İttika bir şey yapmayı değil yapmamayı emretmektedir. İçtihat ve icmalarınızda hududu aşmayın denmektedir. Gerçi burada da bir şey yaparken ittika edin denmektedir. İttikaya delalet ibare iledir. Bir işte ittika olacağı için işaretle delalet etmiş olur. Vesile ibtiğa edinde ise yapma ibare ile olmuş olacaktır.
Topluluğa nasıl ulaşılacaktır?
“Vesile” kelimesi burada marife gelmiştir. O halde belli yolla ulaşınız denmektedir.
İbtiğa emri mükelleflere emredilmiştir. Ben Türk milletine veya ilçemdeki Bahçelievler halkına veya mahalle halkına ulaşmakla emrolunuyorum, biz emrolunuyoruz.
Kur’an’da yol olarak sırat, tarik, sebil, sebep, vesile olarak bahsedilmektedir. Ayrıca cüded olarak yani caddeler geçmektedir. Şır’a da yoldur. Aynı manâlara gelen kelimeler yan yana getirilerek üzerinde çalışılmalı, aralarındaki farklar ortaya konmalıdır.
“Sebil” merkezlerden geçer ve merkezleri birbirine bağlar. Ağ hâlindeki yollardır. Türkiye’nin kara yolları sebildir.
“Sırat” ise bir yeri diğer bir yere götüren, başlangıcı ve sonu olan yoldur.
“Tarik” ise bir kimsenin kendi alanında dolaşması için yapılan patika yollardır. Şehir içi servislerin yolları tariktir.
“Vesile” ise bir yere varmak için değişik yolların çatallaşarak birleşmesi anlamındadır.
“İttika etmek” demek, sahanın dışına çıkmamak, trafik kurallarını ihlal etmemektir.
“Vesile aramak” demek, nereye gideceğinizi belirlemektir. Trafik levhalarına bakarak yol alırsınız. Yalnız kurallara uyularak yol alınmaz. İşte “vesile” demek, levhalara bakın ve o levhaların gösterdiği istikamette yol alın demektir.

§ **Amaç 1**: Vesile ve yol kavramlarını ele alan metinden "Topluluğa nasıl ulaşılacaktır?" ifadesinden başlayıp "servislerin yolları tariktir." ifadesi de dahil olmak üzere aradaki bölümü aynen yazın.

§ **Alıştırma Malzemesi**:
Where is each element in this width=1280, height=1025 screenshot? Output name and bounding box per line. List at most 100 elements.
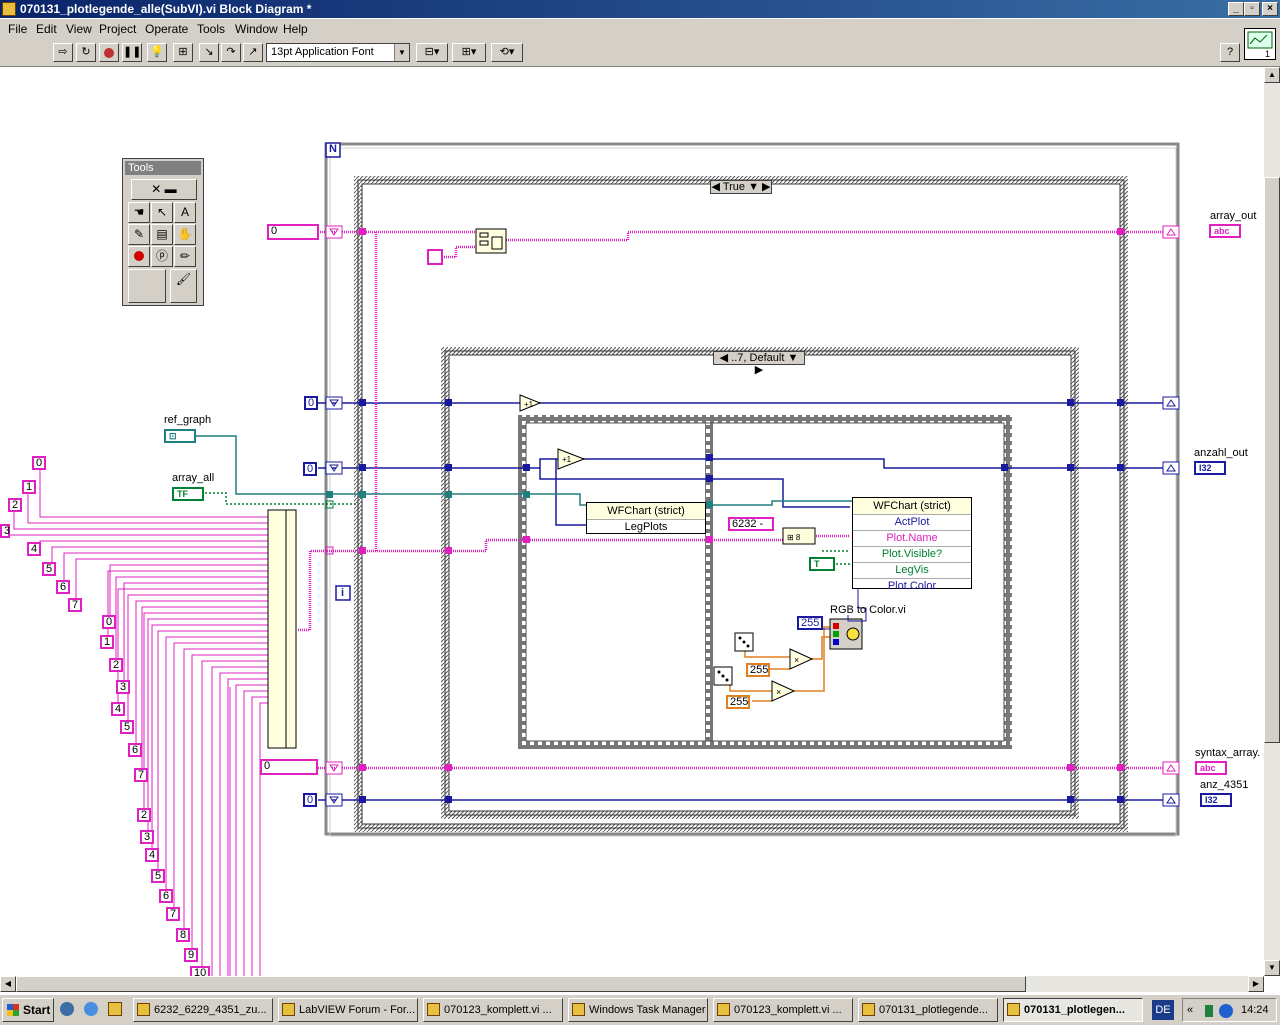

--

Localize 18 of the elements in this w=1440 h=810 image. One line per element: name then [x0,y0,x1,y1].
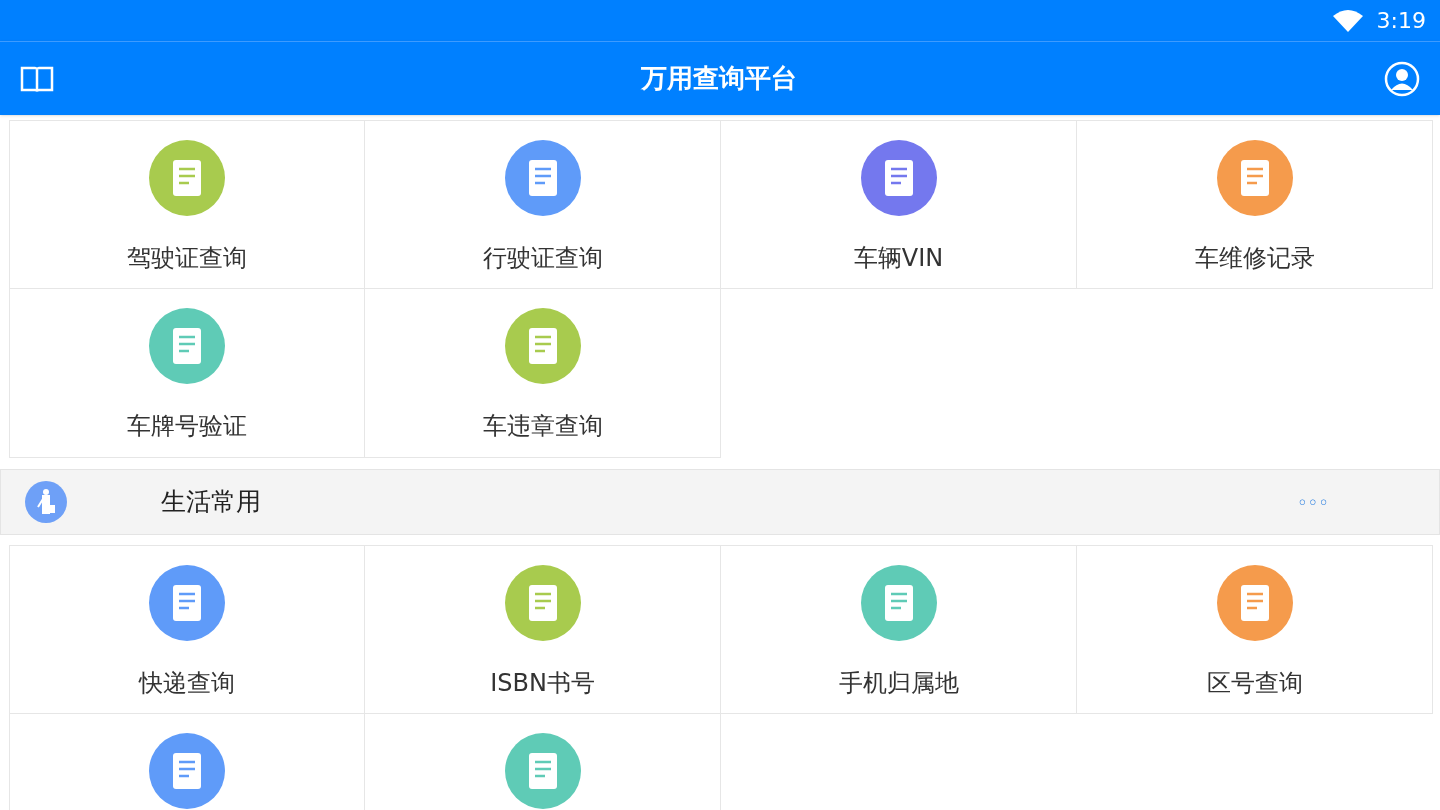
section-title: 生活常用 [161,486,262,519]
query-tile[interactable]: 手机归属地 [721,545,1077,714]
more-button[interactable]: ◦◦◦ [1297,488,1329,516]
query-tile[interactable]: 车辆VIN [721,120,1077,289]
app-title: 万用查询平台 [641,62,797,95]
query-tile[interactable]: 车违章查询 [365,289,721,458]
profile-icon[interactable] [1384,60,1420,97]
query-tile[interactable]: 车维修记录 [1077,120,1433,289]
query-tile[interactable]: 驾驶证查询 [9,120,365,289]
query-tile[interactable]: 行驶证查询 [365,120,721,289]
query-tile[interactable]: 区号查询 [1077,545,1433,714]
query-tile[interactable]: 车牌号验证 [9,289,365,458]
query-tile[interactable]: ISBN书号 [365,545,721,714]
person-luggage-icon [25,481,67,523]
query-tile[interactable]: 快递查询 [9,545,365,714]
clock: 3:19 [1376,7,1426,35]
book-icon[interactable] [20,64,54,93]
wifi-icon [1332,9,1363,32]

§ **Amaç 2**: Listede "Localize 18 of" ifadesini içeren satırdan "wifi-icon [1332,9,1363,32]" ifadesini içeren satıra kadar, bu satır da dahil olmak üzere yer alan kısmı istem ve yanıt sütunlarından oluşan iki sütunlu bir CSV olarak biçimlendirin; her istem ile yanıtı, satır sonları boşluğa çevrilmiş ve tırnak içine alınmış birer alan olarak tek satırda bulunsun. Resimleri yanıta almayın.

§ **Çözüm 1**:
Topluluğa nasıl ulaşılacaktır?
“Vesile” kelimesi burada marife gelmiştir. O halde belli yolla ulaşınız denmektedir.
İbtiğa emri mükelleflere emredilmiştir. Ben Türk milletine veya ilçemdeki Bahçelievler halkına veya mahalle halkına ulaşmakla emrolunuyorum, biz emrolunuyoruz.
Kur’an’da yol olarak sırat, tarik, sebil, sebep, vesile olarak bahsedilmektedir. Ayrıca cüded olarak yani caddeler geçmektedir. Şır’a da yoldur. Aynı manâlara gelen kelimeler yan yana getirilerek üzerinde çalışılmalı, aralarındaki farklar ortaya konmalıdır.
“Sebil” merkezlerden geçer ve merkezleri birbirine bağlar. Ağ hâlindeki yollardır. Türkiye’nin kara yolları sebildir.
“Sırat” ise bir yeri diğer bir yere götüren, başlangıcı ve sonu olan yoldur.
“Tarik” ise bir kimsenin kendi alanında dolaşması için yapılan patika yollardır. Şehir içi servislerin yolları tariktir.

§ **Çözüm 2**:
istem,yanıt
"Localize 18 of the elements in this w=1440 h=810 image. One line per element: name then [x0,y0,x1,y1].","section-title: 生活常用 [161,486,262,519] query-tile[interactable]: 手机归属地 [721,545,1077,714] more-button[interactable]: ◦◦◦ [1297,488,1329,516] query-tile[interactable]: 车辆VIN [721,120,1077,289] app-title: 万用查询平台 [641,62,797,95] query-tile[interactable]: 车违章查询 [365,289,721,458] profile-icon[interactable] [1384,60,1420,97] query-tile[interactable]: 车维修记录 [1077,120,1433,289] query-tile[interactable]: 驾驶证查询 [9,120,365,289] query-tile[interactable]: 行驶证查询 [365,120,721,289] query-tile[interactable]: 区号查询 [1077,545,1433,714] query-tile[interactable]: 车牌号验证 [9,289,365,458] query-tile[interactable]: ISBN书号 [365,545,721,714] person-luggage-icon [25,481,67,523] query-tile[interactable]: 快递查询 [9,545,365,714] clock: 3:19 [1376,7,1426,35] book-icon[interactable] [20,64,54,93] wifi-icon [1332,9,1363,32]"